• _Aim_
Print every entry word for word, but omit the pictures.

====== Excerpted records

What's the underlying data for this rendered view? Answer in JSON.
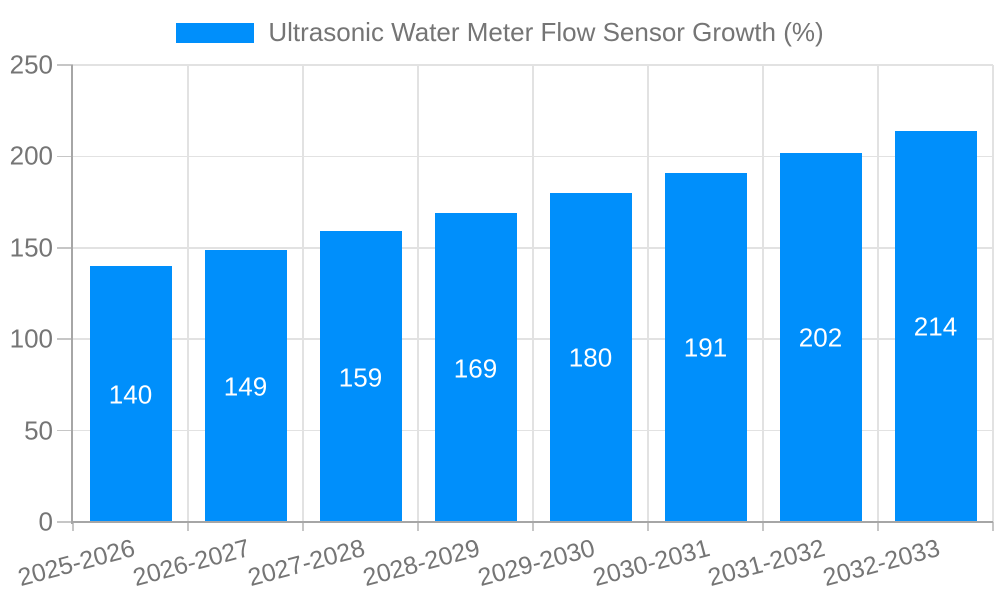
{
  "chart_data": {
    "type": "bar",
    "title": "Ultrasonic Water Meter Flow Sensor Growth (%)",
    "categories": [
      "2025-2026",
      "2026-2027",
      "2027-2028",
      "2028-2029",
      "2029-2030",
      "2030-2031",
      "2031-2032",
      "2032-2033"
    ],
    "series": [
      {
        "name": "Ultrasonic Water Meter Flow Sensor Growth (%)",
        "values": [
          140,
          149,
          159,
          169,
          180,
          191,
          202,
          214
        ]
      }
    ],
    "xlabel": "",
    "ylabel": "",
    "ylim": [
      0,
      250
    ],
    "yticks": [
      0,
      50,
      100,
      150,
      200,
      250
    ],
    "grid": true,
    "legend_position": "top",
    "x_label_rotation_deg": -15,
    "value_labels": "inside-center",
    "colors": {
      "bar": "#008FFB",
      "value_label": "#ffffff",
      "axis_label": "#757575",
      "gridline": "#e2e2e2",
      "tick": "#c6c6c6",
      "axis_line": "#a6a6a6",
      "background": "#ffffff"
    }
  }
}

============

• _Exercise result_
What's the underlying data for this rendered view? Answer in JSON.
{
  "chart_data": {
    "type": "bar",
    "title": "Ultrasonic Water Meter Flow Sensor Growth (%)",
    "categories": [
      "2025-2026",
      "2026-2027",
      "2027-2028",
      "2028-2029",
      "2029-2030",
      "2030-2031",
      "2031-2032",
      "2032-2033"
    ],
    "series": [
      {
        "name": "Ultrasonic Water Meter Flow Sensor Growth (%)",
        "values": [
          140,
          149,
          159,
          169,
          180,
          191,
          202,
          214
        ]
      }
    ],
    "xlabel": "",
    "ylabel": "",
    "ylim": [
      0,
      250
    ],
    "yticks": [
      0,
      50,
      100,
      150,
      200,
      250
    ],
    "grid": true,
    "legend_position": "top",
    "x_label_rotation_deg": -15,
    "value_labels": "inside-center",
    "colors": {
      "bar": "#008FFB",
      "value_label": "#ffffff",
      "axis_label": "#757575",
      "gridline": "#e2e2e2",
      "tick": "#c6c6c6",
      "axis_line": "#a6a6a6",
      "background": "#ffffff"
    }
  }
}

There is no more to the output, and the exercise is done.